● Element and region data
## START
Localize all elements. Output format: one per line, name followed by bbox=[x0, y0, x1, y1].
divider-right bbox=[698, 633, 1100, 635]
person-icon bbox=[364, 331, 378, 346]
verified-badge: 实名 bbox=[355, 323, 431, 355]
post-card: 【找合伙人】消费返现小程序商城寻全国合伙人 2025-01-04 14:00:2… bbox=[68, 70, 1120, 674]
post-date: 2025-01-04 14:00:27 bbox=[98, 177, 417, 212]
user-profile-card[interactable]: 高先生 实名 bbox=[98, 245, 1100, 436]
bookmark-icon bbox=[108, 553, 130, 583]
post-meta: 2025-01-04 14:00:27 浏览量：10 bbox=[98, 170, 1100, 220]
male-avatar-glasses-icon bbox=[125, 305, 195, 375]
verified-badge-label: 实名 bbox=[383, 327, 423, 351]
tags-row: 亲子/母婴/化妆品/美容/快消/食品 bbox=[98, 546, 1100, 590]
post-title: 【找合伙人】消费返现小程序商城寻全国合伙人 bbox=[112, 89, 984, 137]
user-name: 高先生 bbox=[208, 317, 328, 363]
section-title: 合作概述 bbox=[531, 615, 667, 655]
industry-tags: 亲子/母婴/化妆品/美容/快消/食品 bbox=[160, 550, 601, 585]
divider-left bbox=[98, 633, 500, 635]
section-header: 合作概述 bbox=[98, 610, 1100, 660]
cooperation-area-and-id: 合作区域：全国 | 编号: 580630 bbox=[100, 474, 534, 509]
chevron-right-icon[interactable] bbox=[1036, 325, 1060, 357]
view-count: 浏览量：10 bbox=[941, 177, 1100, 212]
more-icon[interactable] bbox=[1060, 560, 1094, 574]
## END
● PROBLEM DESCRIPTION
Copy the material line for line, starting with its first line and ending with the line that contains "section-title: 合作概述 bbox=[531, 615, 667, 655]", with both of those lines included.

● RESULT OF THE EXERCISE
Localize all elements. Output format: one per line, name followed by bbox=[x0, y0, x1, y1].
divider-right bbox=[698, 633, 1100, 635]
person-icon bbox=[364, 331, 378, 346]
verified-badge: 实名 bbox=[355, 323, 431, 355]
post-card: 【找合伙人】消费返现小程序商城寻全国合伙人 2025-01-04 14:00:2… bbox=[68, 70, 1120, 674]
post-date: 2025-01-04 14:00:27 bbox=[98, 177, 417, 212]
user-profile-card[interactable]: 高先生 实名 bbox=[98, 245, 1100, 436]
bookmark-icon bbox=[108, 553, 130, 583]
post-meta: 2025-01-04 14:00:27 浏览量：10 bbox=[98, 170, 1100, 220]
male-avatar-glasses-icon bbox=[125, 305, 195, 375]
verified-badge-label: 实名 bbox=[383, 327, 423, 351]
tags-row: 亲子/母婴/化妆品/美容/快消/食品 bbox=[98, 546, 1100, 590]
post-title: 【找合伙人】消费返现小程序商城寻全国合伙人 bbox=[112, 89, 984, 137]
user-name: 高先生 bbox=[208, 317, 328, 363]
section-title: 合作概述 bbox=[531, 615, 667, 655]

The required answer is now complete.